### Aim
Return every line below in which "language" appears.
++++++
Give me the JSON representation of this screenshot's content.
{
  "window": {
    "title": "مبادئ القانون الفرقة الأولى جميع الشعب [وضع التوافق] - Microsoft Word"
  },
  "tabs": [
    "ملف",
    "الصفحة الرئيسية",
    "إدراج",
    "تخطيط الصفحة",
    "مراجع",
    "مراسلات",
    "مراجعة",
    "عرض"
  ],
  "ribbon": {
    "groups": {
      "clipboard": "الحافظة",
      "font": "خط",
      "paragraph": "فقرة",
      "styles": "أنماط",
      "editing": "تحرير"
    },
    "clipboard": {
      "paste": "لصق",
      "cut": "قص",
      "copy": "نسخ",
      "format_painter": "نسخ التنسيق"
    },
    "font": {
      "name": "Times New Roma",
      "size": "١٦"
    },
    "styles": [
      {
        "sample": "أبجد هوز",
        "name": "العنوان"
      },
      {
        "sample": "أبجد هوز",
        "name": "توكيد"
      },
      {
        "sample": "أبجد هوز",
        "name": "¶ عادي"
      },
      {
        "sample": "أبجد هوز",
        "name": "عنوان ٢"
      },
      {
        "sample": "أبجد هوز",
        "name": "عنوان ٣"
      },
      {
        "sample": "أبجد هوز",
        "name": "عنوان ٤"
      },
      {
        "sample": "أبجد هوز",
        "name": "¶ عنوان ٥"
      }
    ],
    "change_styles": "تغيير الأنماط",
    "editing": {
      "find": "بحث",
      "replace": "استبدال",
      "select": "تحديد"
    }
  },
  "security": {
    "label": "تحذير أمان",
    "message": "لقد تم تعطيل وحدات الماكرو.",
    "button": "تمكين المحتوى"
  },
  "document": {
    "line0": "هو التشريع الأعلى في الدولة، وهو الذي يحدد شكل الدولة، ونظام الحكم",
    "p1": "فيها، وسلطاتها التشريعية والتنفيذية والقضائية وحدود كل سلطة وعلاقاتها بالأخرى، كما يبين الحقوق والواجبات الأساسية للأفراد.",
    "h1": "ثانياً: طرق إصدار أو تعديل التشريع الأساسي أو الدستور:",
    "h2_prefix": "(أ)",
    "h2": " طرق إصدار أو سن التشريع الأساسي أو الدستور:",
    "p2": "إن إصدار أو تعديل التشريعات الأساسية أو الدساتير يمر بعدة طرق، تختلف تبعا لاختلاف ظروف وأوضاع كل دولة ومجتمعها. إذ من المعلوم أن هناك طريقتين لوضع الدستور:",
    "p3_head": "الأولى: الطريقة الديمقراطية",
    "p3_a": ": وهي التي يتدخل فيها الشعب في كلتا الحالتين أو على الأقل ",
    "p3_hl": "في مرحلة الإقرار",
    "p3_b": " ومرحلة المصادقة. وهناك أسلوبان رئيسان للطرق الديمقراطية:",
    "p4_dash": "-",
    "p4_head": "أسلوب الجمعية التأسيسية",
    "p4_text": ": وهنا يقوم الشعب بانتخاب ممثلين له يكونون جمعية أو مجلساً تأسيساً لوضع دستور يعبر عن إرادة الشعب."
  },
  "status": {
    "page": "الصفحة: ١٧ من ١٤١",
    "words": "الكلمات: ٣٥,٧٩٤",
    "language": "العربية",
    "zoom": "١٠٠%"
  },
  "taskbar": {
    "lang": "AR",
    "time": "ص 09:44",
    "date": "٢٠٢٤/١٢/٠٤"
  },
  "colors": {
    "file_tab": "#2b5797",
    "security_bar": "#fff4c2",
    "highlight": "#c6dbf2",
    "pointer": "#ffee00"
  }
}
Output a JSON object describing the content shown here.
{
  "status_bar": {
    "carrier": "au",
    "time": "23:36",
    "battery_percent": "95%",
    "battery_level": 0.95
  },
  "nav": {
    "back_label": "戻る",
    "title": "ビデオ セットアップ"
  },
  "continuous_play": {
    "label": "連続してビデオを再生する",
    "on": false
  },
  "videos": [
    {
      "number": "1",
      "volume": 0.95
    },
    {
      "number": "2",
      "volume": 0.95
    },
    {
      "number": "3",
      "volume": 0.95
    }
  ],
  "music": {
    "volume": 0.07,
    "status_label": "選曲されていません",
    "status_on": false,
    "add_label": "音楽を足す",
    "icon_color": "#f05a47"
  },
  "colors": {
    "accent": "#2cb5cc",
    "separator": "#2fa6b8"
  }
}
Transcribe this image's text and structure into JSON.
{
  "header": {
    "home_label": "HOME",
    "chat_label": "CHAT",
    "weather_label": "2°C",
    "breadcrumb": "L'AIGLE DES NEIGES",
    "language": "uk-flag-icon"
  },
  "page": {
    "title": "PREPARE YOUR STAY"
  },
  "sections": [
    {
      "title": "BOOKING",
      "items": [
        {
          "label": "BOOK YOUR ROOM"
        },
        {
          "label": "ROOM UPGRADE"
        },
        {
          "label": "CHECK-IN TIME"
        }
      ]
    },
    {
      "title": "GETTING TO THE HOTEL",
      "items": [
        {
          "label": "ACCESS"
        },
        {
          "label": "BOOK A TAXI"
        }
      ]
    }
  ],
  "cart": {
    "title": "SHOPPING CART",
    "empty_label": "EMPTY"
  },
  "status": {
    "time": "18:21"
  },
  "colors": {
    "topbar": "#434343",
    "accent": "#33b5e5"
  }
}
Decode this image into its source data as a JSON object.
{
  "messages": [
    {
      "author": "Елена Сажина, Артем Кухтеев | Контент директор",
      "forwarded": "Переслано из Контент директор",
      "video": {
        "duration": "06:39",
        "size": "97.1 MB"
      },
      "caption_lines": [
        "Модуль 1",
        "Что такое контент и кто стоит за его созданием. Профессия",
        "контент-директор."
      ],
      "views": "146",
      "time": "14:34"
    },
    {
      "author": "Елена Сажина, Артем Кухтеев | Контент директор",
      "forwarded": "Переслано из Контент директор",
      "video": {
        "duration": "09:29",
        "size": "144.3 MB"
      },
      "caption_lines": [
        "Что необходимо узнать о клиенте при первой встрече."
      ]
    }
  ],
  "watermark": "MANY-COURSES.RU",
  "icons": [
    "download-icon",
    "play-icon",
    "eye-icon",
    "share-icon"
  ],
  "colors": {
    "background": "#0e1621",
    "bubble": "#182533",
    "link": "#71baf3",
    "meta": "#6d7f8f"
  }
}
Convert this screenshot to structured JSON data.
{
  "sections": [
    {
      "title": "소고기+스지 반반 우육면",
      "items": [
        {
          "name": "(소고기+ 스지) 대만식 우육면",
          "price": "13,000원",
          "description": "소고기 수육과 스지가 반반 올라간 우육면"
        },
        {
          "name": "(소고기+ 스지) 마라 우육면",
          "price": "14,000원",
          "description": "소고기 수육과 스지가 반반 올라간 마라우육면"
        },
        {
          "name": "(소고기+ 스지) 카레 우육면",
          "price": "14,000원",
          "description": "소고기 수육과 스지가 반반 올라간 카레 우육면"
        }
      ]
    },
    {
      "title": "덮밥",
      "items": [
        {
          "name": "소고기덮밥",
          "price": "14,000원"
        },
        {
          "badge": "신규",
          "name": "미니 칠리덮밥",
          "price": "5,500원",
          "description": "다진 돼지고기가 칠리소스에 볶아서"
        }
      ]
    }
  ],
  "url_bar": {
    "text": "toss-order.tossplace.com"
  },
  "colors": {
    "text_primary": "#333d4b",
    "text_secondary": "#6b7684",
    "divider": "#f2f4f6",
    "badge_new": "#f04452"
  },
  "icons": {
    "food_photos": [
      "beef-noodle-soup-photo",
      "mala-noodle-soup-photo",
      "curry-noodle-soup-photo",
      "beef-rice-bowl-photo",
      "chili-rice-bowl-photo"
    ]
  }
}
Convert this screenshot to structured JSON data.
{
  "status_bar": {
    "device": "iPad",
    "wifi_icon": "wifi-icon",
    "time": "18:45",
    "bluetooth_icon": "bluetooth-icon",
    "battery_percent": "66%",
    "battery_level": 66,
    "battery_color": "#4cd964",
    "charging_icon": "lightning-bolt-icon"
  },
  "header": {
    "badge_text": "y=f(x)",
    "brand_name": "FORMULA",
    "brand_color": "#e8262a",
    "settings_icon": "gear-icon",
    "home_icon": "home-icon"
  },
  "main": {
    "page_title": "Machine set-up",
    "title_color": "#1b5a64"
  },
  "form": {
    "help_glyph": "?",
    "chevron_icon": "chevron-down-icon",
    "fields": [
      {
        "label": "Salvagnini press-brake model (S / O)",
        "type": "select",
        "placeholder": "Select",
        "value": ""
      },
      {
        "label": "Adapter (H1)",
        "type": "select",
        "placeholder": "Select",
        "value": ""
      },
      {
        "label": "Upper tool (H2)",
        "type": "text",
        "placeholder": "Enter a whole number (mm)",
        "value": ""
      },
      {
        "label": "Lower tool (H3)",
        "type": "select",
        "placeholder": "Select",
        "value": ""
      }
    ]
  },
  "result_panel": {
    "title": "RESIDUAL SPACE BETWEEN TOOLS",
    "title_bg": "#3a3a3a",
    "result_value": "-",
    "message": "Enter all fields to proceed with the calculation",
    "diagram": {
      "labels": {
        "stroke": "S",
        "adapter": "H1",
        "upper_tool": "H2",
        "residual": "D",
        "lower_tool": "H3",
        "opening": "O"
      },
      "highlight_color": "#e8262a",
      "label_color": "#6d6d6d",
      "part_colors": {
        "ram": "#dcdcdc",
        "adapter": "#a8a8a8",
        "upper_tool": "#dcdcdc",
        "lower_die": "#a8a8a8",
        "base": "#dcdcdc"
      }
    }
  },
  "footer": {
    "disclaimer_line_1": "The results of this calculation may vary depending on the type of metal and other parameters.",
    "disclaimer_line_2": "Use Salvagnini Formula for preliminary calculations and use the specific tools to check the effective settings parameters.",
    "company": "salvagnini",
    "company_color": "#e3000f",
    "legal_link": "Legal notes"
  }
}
++++++
### The solution
    "language": "العربية",
    "language": "uk-flag-icon"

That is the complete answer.